**WRITTEN EXERCISE**
Repeat exactly each line of the data provided below.

[BEGIN DATA PROVIDED]

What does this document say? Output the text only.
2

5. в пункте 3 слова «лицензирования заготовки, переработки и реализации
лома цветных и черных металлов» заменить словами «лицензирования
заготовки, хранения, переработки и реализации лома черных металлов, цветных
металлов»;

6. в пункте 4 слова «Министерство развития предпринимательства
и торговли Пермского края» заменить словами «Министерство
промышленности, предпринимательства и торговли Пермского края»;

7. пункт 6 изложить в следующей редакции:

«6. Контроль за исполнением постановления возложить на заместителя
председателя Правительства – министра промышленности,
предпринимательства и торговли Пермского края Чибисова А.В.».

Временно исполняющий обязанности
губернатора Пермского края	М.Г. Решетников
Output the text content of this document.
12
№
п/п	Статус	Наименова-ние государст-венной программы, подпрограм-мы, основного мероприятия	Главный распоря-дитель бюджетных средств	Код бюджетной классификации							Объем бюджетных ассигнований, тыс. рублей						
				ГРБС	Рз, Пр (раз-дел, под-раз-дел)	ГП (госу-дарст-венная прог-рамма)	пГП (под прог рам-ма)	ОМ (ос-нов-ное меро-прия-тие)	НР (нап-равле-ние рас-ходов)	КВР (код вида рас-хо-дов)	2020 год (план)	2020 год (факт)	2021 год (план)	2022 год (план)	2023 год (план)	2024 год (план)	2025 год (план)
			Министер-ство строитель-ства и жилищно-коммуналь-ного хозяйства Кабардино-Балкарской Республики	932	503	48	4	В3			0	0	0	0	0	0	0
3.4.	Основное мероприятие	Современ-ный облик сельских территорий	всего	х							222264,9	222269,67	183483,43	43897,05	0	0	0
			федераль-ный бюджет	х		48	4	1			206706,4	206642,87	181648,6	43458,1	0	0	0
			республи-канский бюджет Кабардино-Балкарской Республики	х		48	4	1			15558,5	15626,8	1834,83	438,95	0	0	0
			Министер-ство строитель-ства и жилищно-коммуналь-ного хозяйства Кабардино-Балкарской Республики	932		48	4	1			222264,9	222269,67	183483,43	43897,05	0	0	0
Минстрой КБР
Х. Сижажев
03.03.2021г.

[END DATA PROVIDED]

**EXERCISE ANSWER**
What does this document say? Output the text only.
2

5. в пункте 3 слова «лицензирования заготовки, переработки и реализации
лома цветных и черных металлов» заменить словами «лицензирования
заготовки, хранения, переработки и реализации лома черных металлов, цветных
металлов»;

6. в пункте 4 слова «Министерство развития предпринимательства
и торговли Пермского края» заменить словами «Министерство
промышленности, предпринимательства и торговли Пермского края»;

7. пункт 6 изложить в следующей редакции:

«6. Контроль за исполнением постановления возложить на заместителя
председателя Правительства – министра промышленности,
предпринимательства и торговли Пермского края Чибисова А.В.».

Временно исполняющий обязанности
губернатора Пермского края	М.Г. Решетников
Output the text content of this document.
12
№
п/п	Статус	Наименова-ние государст-венной программы, подпрограм-мы, основного мероприятия	Главный распоря-дитель бюджетных средств	Код бюджетной классификации							Объем бюджетных ассигнований, тыс. рублей						
				ГРБС	Рз, Пр (раз-дел, под-раз-дел)	ГП (госу-дарст-венная прог-рамма)	пГП (под прог рам-ма)	ОМ (ос-нов-ное меро-прия-тие)	НР (нап-равле-ние рас-ходов)	КВР (код вида рас-хо-дов)	2020 год (план)	2020 год (факт)	2021 год (план)	2022 год (план)	2023 год (план)	2024 год (план)	2025 год (план)
			Министер-ство строитель-ства и жилищно-коммуналь-ного хозяйства Кабардино-Балкарской Республики	932	503	48	4	В3			0	0	0	0	0	0	0
3.4.	Основное мероприятие	Современ-ный облик сельских территорий	всего	х							222264,9	222269,67	183483,43	43897,05	0	0	0
			федераль-ный бюджет	х		48	4	1			206706,4	206642,87	181648,6	43458,1	0	0	0
			республи-канский бюджет Кабардино-Балкарской Республики	х		48	4	1			15558,5	15626,8	1834,83	438,95	0	0	0
			Министер-ство строитель-ства и жилищно-коммуналь-ного хозяйства Кабардино-Балкарской Республики	932		48	4	1			222264,9	222269,67	183483,43	43897,05	0	0	0
Минстрой КБР
Х. Сижажев
03.03.2021г.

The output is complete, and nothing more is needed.